Scan the records and identify every line in which the string "JSON" occurs, then return those lines.
----- Information shown
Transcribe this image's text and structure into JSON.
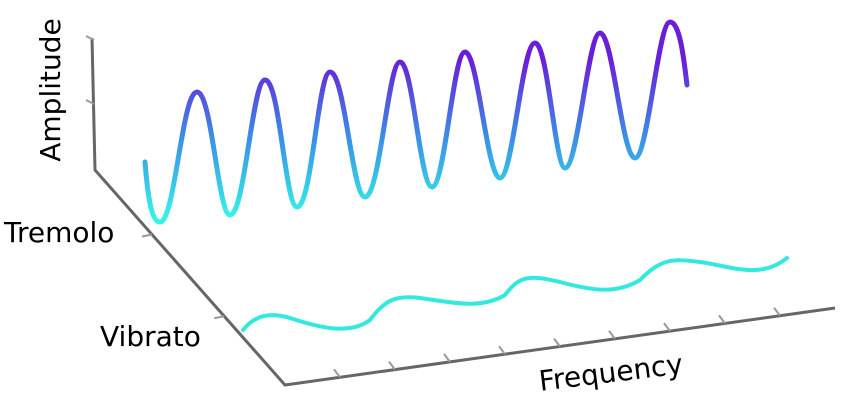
{
  "axes": {
    "amplitude": "Amplitude",
    "frequency": "Frequency"
  },
  "waves": {
    "tremolo": "Tremolo",
    "vibrato": "Vibrato"
  }
}
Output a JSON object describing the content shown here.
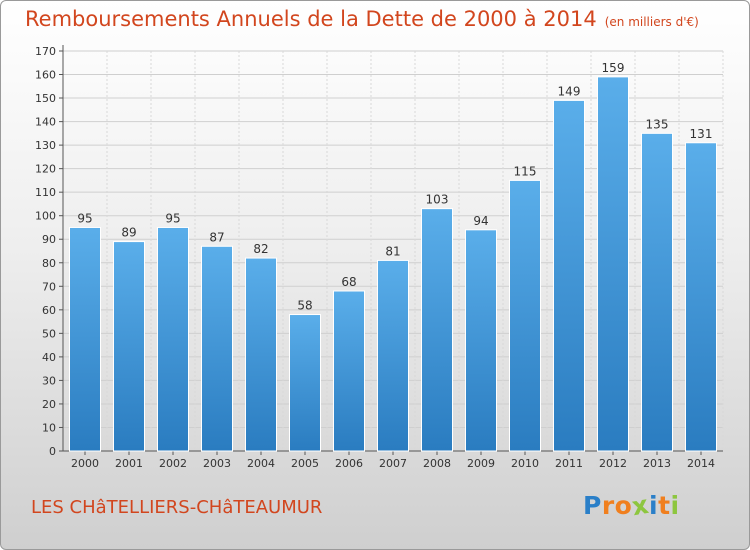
{
  "chart_data": {
    "type": "bar",
    "title": "Remboursements Annuels de la Dette de 2000 à 2014",
    "unit": "(en milliers d'€)",
    "categories": [
      "2000",
      "2001",
      "2002",
      "2003",
      "2004",
      "2005",
      "2006",
      "2007",
      "2008",
      "2009",
      "2010",
      "2011",
      "2012",
      "2013",
      "2014"
    ],
    "values": [
      95,
      89,
      95,
      87,
      82,
      58,
      68,
      81,
      103,
      94,
      115,
      149,
      159,
      135,
      131
    ],
    "ylim": [
      0,
      170
    ],
    "yticks": [
      0,
      10,
      20,
      30,
      40,
      50,
      60,
      70,
      80,
      90,
      100,
      110,
      120,
      130,
      140,
      150,
      160,
      170
    ],
    "grid": true,
    "bar_color": "#3c96dc"
  },
  "footer": {
    "city": "LES CHâTELLIERS-CHâTEAUMUR",
    "logo_letters": [
      "P",
      "r",
      "o",
      "x",
      "i",
      "t",
      "i"
    ],
    "logo_colors": [
      "#2a7fc8",
      "#f07f1e",
      "#f07f1e",
      "#8dc63f",
      "#2a7fc8",
      "#f07f1e",
      "#8dc63f"
    ]
  }
}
----------
| Result |
Transcribe this image's text and structure into JSON.
Output a JSON object describing the content shown here.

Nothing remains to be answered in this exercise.